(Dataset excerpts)

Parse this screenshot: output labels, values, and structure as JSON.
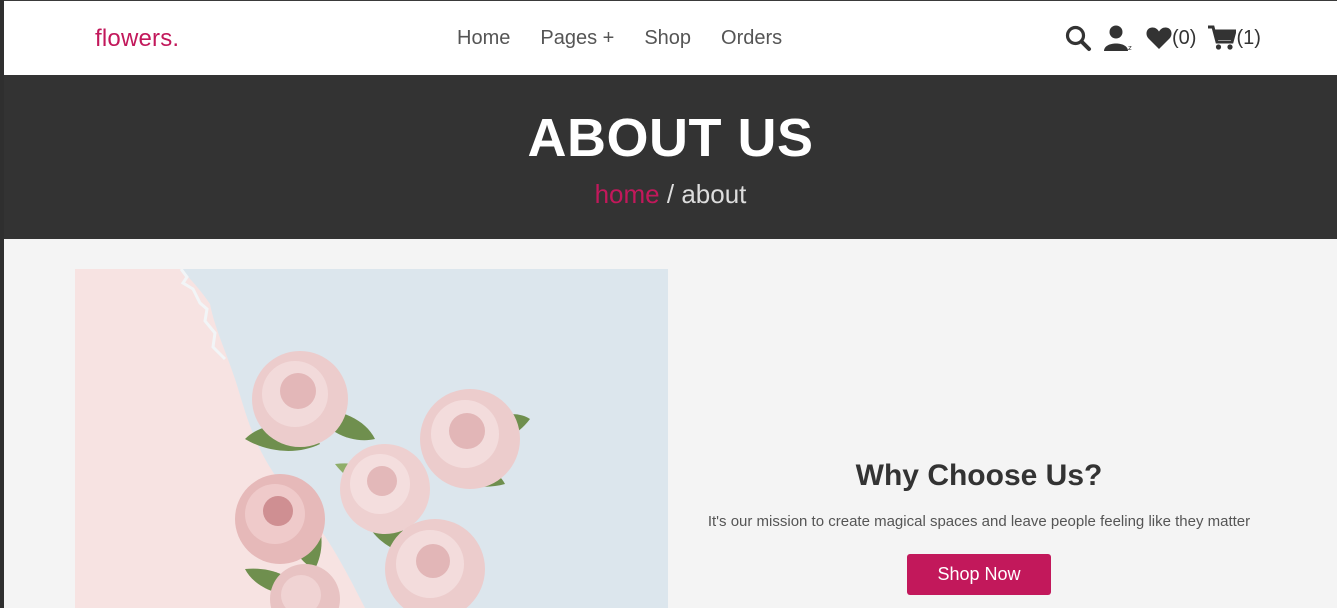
{
  "header": {
    "logo": "flowers.",
    "nav": [
      "Home",
      "Pages +",
      "Shop",
      "Orders"
    ],
    "wishlist_count": "(0)",
    "cart_count": "(1)"
  },
  "banner": {
    "title": "ABOUT US",
    "breadcrumb_home": "home",
    "breadcrumb_separator": "/",
    "breadcrumb_current": "about"
  },
  "about": {
    "heading": "Why Choose Us?",
    "text": "It's our mission to create magical spaces and leave people feeling like they matter",
    "button_label": "Shop Now"
  },
  "colors": {
    "brand": "#c2185b",
    "banner_bg": "#333333",
    "section_bg": "#f4f4f4"
  },
  "icons": [
    "search-icon",
    "user-icon",
    "heart-icon",
    "cart-icon"
  ]
}
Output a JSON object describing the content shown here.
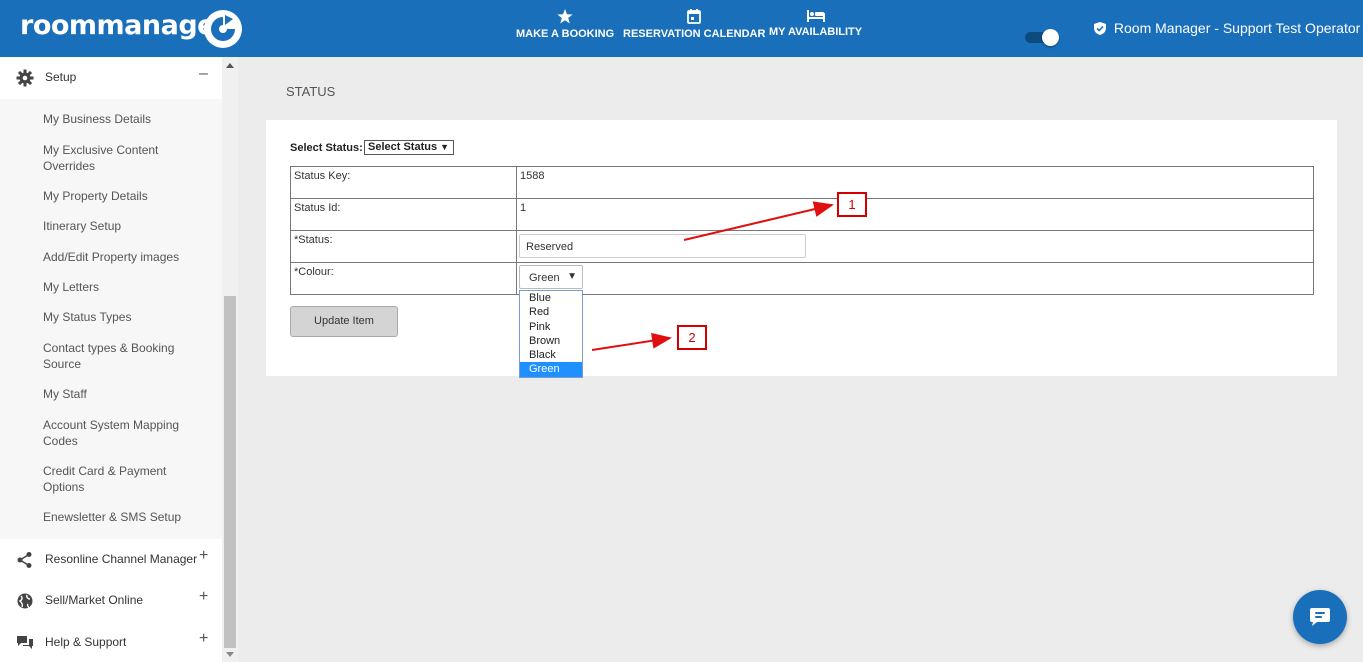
{
  "header": {
    "logo_text": "roommanager",
    "nav": [
      {
        "label": "MAKE A BOOKING",
        "icon": "star-icon"
      },
      {
        "label": "RESERVATION CALENDAR",
        "icon": "calendar-icon"
      },
      {
        "label": "MY AVAILABILITY",
        "icon": "bed-icon"
      }
    ],
    "operator": "Room Manager - Support Test Operator",
    "colors": {
      "brand": "#1a6fba"
    }
  },
  "sidebar": {
    "setup": {
      "label": "Setup",
      "toggle": "–",
      "icon": "gear-icon"
    },
    "setup_items": [
      "My Business Details",
      "My Exclusive Content Overrides",
      "My Property Details",
      "Itinerary Setup",
      "Add/Edit Property images",
      "My Letters",
      "My Status Types",
      "Contact types & Booking Source",
      "My Staff",
      "Account System Mapping Codes",
      "Credit Card & Payment Options",
      "Enewsletter & SMS Setup"
    ],
    "sections": [
      {
        "label": "Resonline Channel Manager",
        "toggle": "+",
        "icon": "share-icon"
      },
      {
        "label": "Sell/Market Online",
        "toggle": "+",
        "icon": "globe-icon"
      },
      {
        "label": "Help & Support",
        "toggle": "+",
        "icon": "chat-bubbles-icon"
      }
    ]
  },
  "main": {
    "title": "STATUS",
    "select_status_label": "Select Status:",
    "select_status_value": "Select Status",
    "rows": [
      {
        "key": "Status Key:",
        "value": "1588"
      },
      {
        "key": "Status Id:",
        "value": "1"
      },
      {
        "key": "*Status:",
        "value": ""
      },
      {
        "key": "*Colour:",
        "value": ""
      }
    ],
    "status_input_value": "Reserved",
    "colour_selected": "Green",
    "colour_options": [
      "Blue",
      "Red",
      "Pink",
      "Brown",
      "Black",
      "Green"
    ],
    "update_button": "Update Item"
  },
  "annotations": {
    "one": "1",
    "two": "2",
    "color": "#d40000"
  }
}
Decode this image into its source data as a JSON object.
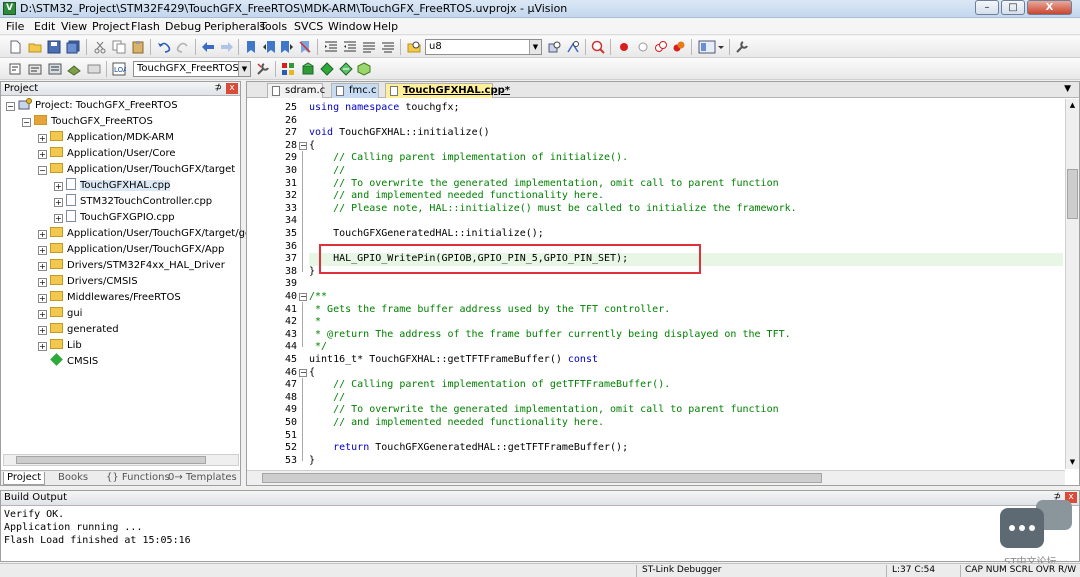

Problem details:
Transcribe the whole listing, character for character, but not its images.

Result below:
Parse this screenshot: output labels, values, and structure as JSON.
{
  "header": {
    "logo": "flowers.",
    "nav": [
      "Home",
      "Pages +",
      "Shop",
      "Orders"
    ],
    "wishlist_count": "(0)",
    "cart_count": "(1)"
  },
  "banner": {
    "title": "ABOUT US",
    "breadcrumb_home": "home",
    "breadcrumb_separator": "/",
    "breadcrumb_current": "about"
  },
  "about": {
    "heading": "Why Choose Us?",
    "text": "It's our mission to create magical spaces and leave people feeling like they matter",
    "button_label": "Shop Now"
  },
  "colors": {
    "brand": "#c2185b",
    "banner_bg": "#333333",
    "section_bg": "#f4f4f4"
  },
  "icons": [
    "search-icon",
    "user-icon",
    "heart-icon",
    "cart-icon"
  ]
}
Output a JSON object describing the content shown here.
{
  "header": {
    "logo_text": "roommanager",
    "nav": [
      {
        "label": "MAKE A BOOKING",
        "icon": "star-icon"
      },
      {
        "label": "RESERVATION CALENDAR",
        "icon": "calendar-icon"
      },
      {
        "label": "MY AVAILABILITY",
        "icon": "bed-icon"
      }
    ],
    "operator": "Room Manager - Support Test Operator",
    "colors": {
      "brand": "#1a6fba"
    }
  },
  "sidebar": {
    "setup": {
      "label": "Setup",
      "toggle": "–",
      "icon": "gear-icon"
    },
    "setup_items": [
      "My Business Details",
      "My Exclusive Content Overrides",
      "My Property Details",
      "Itinerary Setup",
      "Add/Edit Property images",
      "My Letters",
      "My Status Types",
      "Contact types & Booking Source",
      "My Staff",
      "Account System Mapping Codes",
      "Credit Card & Payment Options",
      "Enewsletter & SMS Setup"
    ],
    "sections": [
      {
        "label": "Resonline Channel Manager",
        "toggle": "+",
        "icon": "share-icon"
      },
      {
        "label": "Sell/Market Online",
        "toggle": "+",
        "icon": "globe-icon"
      },
      {
        "label": "Help & Support",
        "toggle": "+",
        "icon": "chat-bubbles-icon"
      }
    ]
  },
  "main": {
    "title": "STATUS",
    "select_status_label": "Select Status:",
    "select_status_value": "Select Status",
    "rows": [
      {
        "key": "Status Key:",
        "value": "1588"
      },
      {
        "key": "Status Id:",
        "value": "1"
      },
      {
        "key": "*Status:",
        "value": ""
      },
      {
        "key": "*Colour:",
        "value": ""
      }
    ],
    "status_input_value": "Reserved",
    "colour_selected": "Green",
    "colour_options": [
      "Blue",
      "Red",
      "Pink",
      "Brown",
      "Black",
      "Green"
    ],
    "update_button": "Update Item"
  },
  "annotations": {
    "one": "1",
    "two": "2",
    "color": "#d40000"
  }
}
Decode this image into its source data as a JSON object.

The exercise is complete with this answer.